:: EXTRACTED DATA ::
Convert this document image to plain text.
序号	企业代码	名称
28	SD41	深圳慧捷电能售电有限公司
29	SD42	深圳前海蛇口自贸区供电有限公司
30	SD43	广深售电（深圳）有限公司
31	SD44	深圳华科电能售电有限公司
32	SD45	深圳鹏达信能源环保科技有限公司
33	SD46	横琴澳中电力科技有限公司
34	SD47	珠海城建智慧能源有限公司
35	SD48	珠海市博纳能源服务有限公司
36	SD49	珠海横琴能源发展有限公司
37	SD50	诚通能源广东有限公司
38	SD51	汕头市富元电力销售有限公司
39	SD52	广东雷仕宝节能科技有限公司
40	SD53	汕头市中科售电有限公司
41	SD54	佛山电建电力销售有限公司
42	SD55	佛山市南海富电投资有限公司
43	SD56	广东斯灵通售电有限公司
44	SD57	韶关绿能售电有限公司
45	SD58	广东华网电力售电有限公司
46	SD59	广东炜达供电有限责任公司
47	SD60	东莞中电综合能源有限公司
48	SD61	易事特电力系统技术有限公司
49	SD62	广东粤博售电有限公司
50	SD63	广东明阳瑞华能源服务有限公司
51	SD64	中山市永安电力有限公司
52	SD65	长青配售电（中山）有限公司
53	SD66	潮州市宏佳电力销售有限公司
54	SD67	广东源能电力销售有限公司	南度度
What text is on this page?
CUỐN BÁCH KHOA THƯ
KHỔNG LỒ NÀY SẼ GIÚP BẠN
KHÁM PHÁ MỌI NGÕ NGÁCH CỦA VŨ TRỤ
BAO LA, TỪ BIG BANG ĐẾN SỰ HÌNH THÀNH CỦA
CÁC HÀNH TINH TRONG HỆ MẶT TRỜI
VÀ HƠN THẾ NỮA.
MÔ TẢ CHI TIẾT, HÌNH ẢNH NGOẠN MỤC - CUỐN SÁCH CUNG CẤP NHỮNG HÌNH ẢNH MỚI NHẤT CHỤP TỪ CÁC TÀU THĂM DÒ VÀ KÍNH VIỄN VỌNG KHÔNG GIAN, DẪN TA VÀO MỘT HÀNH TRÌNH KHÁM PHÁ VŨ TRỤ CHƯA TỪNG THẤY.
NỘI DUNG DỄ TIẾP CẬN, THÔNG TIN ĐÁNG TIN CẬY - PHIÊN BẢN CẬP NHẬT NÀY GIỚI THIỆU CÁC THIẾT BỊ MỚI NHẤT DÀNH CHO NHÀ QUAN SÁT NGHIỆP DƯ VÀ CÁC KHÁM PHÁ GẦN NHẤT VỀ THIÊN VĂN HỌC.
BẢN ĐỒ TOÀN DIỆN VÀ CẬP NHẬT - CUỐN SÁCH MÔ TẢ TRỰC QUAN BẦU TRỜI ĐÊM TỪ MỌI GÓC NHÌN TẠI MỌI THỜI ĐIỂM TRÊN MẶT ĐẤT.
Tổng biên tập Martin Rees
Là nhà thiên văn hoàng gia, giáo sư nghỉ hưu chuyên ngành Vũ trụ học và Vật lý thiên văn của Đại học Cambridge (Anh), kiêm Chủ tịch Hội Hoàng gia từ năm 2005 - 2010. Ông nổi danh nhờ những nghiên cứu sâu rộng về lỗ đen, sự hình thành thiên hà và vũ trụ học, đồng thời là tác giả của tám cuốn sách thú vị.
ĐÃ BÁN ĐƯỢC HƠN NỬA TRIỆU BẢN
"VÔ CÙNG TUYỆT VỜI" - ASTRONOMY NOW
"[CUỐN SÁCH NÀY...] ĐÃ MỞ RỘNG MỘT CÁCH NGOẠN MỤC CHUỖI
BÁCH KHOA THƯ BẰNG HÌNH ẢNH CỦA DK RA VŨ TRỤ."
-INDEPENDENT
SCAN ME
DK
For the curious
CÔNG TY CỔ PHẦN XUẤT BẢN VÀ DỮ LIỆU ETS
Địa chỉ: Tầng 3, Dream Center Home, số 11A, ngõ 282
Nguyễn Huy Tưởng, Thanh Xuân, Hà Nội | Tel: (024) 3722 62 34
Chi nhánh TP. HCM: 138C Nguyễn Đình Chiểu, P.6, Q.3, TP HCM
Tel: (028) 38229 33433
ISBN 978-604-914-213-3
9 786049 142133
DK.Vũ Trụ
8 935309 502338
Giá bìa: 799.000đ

:: TASK BRIEF ::
Find the line containing "What text is on this page?" in the material above. Print it and every line after it through the end, exactly and only those.

:: SOLVED PROBLEM ::
What text is on this page?
CUỐN BÁCH KHOA THƯ
KHỔNG LỒ NÀY SẼ GIÚP BẠN
KHÁM PHÁ MỌI NGÕ NGÁCH CỦA VŨ TRỤ
BAO LA, TỪ BIG BANG ĐẾN SỰ HÌNH THÀNH CỦA
CÁC HÀNH TINH TRONG HỆ MẶT TRỜI
VÀ HƠN THẾ NỮA.
MÔ TẢ CHI TIẾT, HÌNH ẢNH NGOẠN MỤC - CUỐN SÁCH CUNG CẤP NHỮNG HÌNH ẢNH MỚI NHẤT CHỤP TỪ CÁC TÀU THĂM DÒ VÀ KÍNH VIỄN VỌNG KHÔNG GIAN, DẪN TA VÀO MỘT HÀNH TRÌNH KHÁM PHÁ VŨ TRỤ CHƯA TỪNG THẤY.
NỘI DUNG DỄ TIẾP CẬN, THÔNG TIN ĐÁNG TIN CẬY - PHIÊN BẢN CẬP NHẬT NÀY GIỚI THIỆU CÁC THIẾT BỊ MỚI NHẤT DÀNH CHO NHÀ QUAN SÁT NGHIỆP DƯ VÀ CÁC KHÁM PHÁ GẦN NHẤT VỀ THIÊN VĂN HỌC.
BẢN ĐỒ TOÀN DIỆN VÀ CẬP NHẬT - CUỐN SÁCH MÔ TẢ TRỰC QUAN BẦU TRỜI ĐÊM TỪ MỌI GÓC NHÌN TẠI MỌI THỜI ĐIỂM TRÊN MẶT ĐẤT.
Tổng biên tập Martin Rees
Là nhà thiên văn hoàng gia, giáo sư nghỉ hưu chuyên ngành Vũ trụ học và Vật lý thiên văn của Đại học Cambridge (Anh), kiêm Chủ tịch Hội Hoàng gia từ năm 2005 - 2010. Ông nổi danh nhờ những nghiên cứu sâu rộng về lỗ đen, sự hình thành thiên hà và vũ trụ học, đồng thời là tác giả của tám cuốn sách thú vị.
ĐÃ BÁN ĐƯỢC HƠN NỬA TRIỆU BẢN
"VÔ CÙNG TUYỆT VỜI" - ASTRONOMY NOW
"[CUỐN SÁCH NÀY...] ĐÃ MỞ RỘNG MỘT CÁCH NGOẠN MỤC CHUỖI
BÁCH KHOA THƯ BẰNG HÌNH ẢNH CỦA DK RA VŨ TRỤ."
-INDEPENDENT
SCAN ME
DK
For the curious
CÔNG TY CỔ PHẦN XUẤT BẢN VÀ DỮ LIỆU ETS
Địa chỉ: Tầng 3, Dream Center Home, số 11A, ngõ 282
Nguyễn Huy Tưởng, Thanh Xuân, Hà Nội | Tel: (024) 3722 62 34
Chi nhánh TP. HCM: 138C Nguyễn Đình Chiểu, P.6, Q.3, TP HCM
Tel: (028) 38229 33433
ISBN 978-604-914-213-3
9 786049 142133
DK.Vũ Trụ
8 935309 502338
Giá bìa: 799.000đ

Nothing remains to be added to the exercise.